What is asked:
Return each line of the records below unchanged, character for character.

Dataset records:
'''
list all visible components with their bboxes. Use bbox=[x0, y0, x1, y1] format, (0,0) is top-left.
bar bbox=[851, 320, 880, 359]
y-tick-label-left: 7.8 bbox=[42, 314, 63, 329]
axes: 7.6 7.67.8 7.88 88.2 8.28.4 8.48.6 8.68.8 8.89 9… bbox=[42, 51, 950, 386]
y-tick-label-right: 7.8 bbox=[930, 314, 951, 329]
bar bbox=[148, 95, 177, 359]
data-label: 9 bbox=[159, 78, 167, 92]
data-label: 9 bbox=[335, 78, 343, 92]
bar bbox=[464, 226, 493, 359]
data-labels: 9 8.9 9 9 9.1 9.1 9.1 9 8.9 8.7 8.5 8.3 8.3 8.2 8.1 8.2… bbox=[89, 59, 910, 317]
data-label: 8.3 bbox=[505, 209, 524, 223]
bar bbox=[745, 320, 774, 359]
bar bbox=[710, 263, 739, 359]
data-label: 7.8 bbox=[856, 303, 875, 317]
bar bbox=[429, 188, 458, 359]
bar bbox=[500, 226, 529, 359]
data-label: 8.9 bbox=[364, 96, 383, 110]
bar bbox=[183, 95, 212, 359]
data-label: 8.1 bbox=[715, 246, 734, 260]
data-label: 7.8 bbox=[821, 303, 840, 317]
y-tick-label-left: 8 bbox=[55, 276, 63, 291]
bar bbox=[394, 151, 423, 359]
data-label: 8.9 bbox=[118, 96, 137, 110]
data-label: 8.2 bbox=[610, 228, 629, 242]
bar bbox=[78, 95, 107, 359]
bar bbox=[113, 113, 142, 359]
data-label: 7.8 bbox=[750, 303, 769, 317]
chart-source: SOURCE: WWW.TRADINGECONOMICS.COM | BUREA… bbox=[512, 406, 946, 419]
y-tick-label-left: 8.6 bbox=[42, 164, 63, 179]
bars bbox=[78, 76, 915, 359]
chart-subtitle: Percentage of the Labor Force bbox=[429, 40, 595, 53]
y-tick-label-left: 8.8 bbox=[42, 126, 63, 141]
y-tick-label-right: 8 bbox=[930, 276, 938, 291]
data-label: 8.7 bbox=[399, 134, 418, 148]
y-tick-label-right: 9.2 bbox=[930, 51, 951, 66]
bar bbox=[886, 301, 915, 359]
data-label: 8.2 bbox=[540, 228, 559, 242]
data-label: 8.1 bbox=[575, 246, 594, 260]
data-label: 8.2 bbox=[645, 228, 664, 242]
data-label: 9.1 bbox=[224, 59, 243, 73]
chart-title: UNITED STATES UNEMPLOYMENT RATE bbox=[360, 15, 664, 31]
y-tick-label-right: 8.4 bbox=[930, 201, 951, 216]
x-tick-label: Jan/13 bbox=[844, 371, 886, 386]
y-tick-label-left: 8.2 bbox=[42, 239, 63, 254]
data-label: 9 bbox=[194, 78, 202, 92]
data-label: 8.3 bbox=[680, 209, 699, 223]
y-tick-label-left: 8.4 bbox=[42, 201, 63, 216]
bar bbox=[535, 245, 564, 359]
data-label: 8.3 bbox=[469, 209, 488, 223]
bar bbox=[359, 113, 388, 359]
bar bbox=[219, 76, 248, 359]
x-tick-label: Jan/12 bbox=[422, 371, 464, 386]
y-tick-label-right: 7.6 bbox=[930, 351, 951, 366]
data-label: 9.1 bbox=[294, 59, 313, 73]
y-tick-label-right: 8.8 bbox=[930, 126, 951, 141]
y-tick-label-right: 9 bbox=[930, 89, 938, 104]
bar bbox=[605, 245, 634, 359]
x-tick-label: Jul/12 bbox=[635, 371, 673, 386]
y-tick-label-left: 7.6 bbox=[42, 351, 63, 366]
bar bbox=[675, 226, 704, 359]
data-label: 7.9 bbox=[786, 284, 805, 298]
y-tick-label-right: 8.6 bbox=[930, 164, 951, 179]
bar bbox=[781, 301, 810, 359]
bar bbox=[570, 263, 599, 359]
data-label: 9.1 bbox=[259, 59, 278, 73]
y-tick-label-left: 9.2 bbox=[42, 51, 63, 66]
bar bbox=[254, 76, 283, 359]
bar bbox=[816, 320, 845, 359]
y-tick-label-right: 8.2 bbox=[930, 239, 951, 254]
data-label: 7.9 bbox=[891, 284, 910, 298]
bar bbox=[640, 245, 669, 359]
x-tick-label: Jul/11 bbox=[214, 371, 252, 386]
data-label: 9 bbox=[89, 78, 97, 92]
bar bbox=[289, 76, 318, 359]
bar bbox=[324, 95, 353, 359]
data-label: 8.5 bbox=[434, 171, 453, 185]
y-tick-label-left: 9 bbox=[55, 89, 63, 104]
'''
Task solution:
list all visible components with their bboxes. Use bbox=[x0, y0, x1, y1] format, (0,0) is top-left.
bar bbox=[851, 320, 880, 359]
y-tick-label-left: 7.8 bbox=[42, 314, 63, 329]
axes: 7.6 7.67.8 7.88 88.2 8.28.4 8.48.6 8.68.8 8.89 9… bbox=[42, 51, 950, 386]
y-tick-label-right: 7.8 bbox=[930, 314, 951, 329]
bar bbox=[148, 95, 177, 359]
data-label: 9 bbox=[159, 78, 167, 92]
data-label: 9 bbox=[335, 78, 343, 92]
bar bbox=[464, 226, 493, 359]
data-labels: 9 8.9 9 9 9.1 9.1 9.1 9 8.9 8.7 8.5 8.3 8.3 8.2 8.1 8.2… bbox=[89, 59, 910, 317]
data-label: 8.3 bbox=[505, 209, 524, 223]
bar bbox=[745, 320, 774, 359]
bar bbox=[710, 263, 739, 359]
data-label: 7.8 bbox=[856, 303, 875, 317]
bar bbox=[429, 188, 458, 359]
bar bbox=[500, 226, 529, 359]
data-label: 8.9 bbox=[364, 96, 383, 110]
bar bbox=[183, 95, 212, 359]
data-label: 8.1 bbox=[715, 246, 734, 260]
data-label: 7.8 bbox=[821, 303, 840, 317]
y-tick-label-left: 8 bbox=[55, 276, 63, 291]
bar bbox=[394, 151, 423, 359]
data-label: 8.9 bbox=[118, 96, 137, 110]
data-label: 8.2 bbox=[610, 228, 629, 242]
bar bbox=[78, 95, 107, 359]
bar bbox=[113, 113, 142, 359]
data-label: 7.8 bbox=[750, 303, 769, 317]
chart-source: SOURCE: WWW.TRADINGECONOMICS.COM | BUREA… bbox=[512, 406, 946, 419]
y-tick-label-left: 8.6 bbox=[42, 164, 63, 179]
bars bbox=[78, 76, 915, 359]
chart-subtitle: Percentage of the Labor Force bbox=[429, 40, 595, 53]
y-tick-label-left: 8.8 bbox=[42, 126, 63, 141]
y-tick-label-right: 8 bbox=[930, 276, 938, 291]
data-label: 8.7 bbox=[399, 134, 418, 148]
y-tick-label-right: 9.2 bbox=[930, 51, 951, 66]
bar bbox=[886, 301, 915, 359]
data-label: 8.2 bbox=[540, 228, 559, 242]
data-label: 8.1 bbox=[575, 246, 594, 260]
data-label: 8.2 bbox=[645, 228, 664, 242]
data-label: 9.1 bbox=[224, 59, 243, 73]
chart-title: UNITED STATES UNEMPLOYMENT RATE bbox=[360, 15, 664, 31]
y-tick-label-right: 8.4 bbox=[930, 201, 951, 216]
x-tick-label: Jan/13 bbox=[844, 371, 886, 386]
y-tick-label-left: 8.2 bbox=[42, 239, 63, 254]
data-label: 9 bbox=[194, 78, 202, 92]
data-label: 8.3 bbox=[680, 209, 699, 223]
y-tick-label-left: 8.4 bbox=[42, 201, 63, 216]
bar bbox=[535, 245, 564, 359]
data-label: 8.3 bbox=[469, 209, 488, 223]
bar bbox=[359, 113, 388, 359]
bar bbox=[219, 76, 248, 359]
x-tick-label: Jan/12 bbox=[422, 371, 464, 386]
y-tick-label-right: 7.6 bbox=[930, 351, 951, 366]
data-label: 9.1 bbox=[294, 59, 313, 73]
y-tick-label-right: 8.8 bbox=[930, 126, 951, 141]
y-tick-label-right: 9 bbox=[930, 89, 938, 104]
bar bbox=[605, 245, 634, 359]
x-tick-label: Jul/12 bbox=[635, 371, 673, 386]
y-tick-label-left: 7.6 bbox=[42, 351, 63, 366]
bar bbox=[675, 226, 704, 359]
data-label: 7.9 bbox=[786, 284, 805, 298]
y-tick-label-right: 8.6 bbox=[930, 164, 951, 179]
bar bbox=[781, 301, 810, 359]
bar bbox=[570, 263, 599, 359]
data-label: 9.1 bbox=[259, 59, 278, 73]
y-tick-label-left: 9.2 bbox=[42, 51, 63, 66]
bar bbox=[254, 76, 283, 359]
bar bbox=[816, 320, 845, 359]
y-tick-label-right: 8.2 bbox=[930, 239, 951, 254]
data-label: 7.9 bbox=[891, 284, 910, 298]
bar bbox=[640, 245, 669, 359]
x-tick-label: Jul/11 bbox=[214, 371, 252, 386]
data-label: 9 bbox=[89, 78, 97, 92]
bar bbox=[289, 76, 318, 359]
bar bbox=[324, 95, 353, 359]
data-label: 8.5 bbox=[434, 171, 453, 185]
y-tick-label-left: 9 bbox=[55, 89, 63, 104]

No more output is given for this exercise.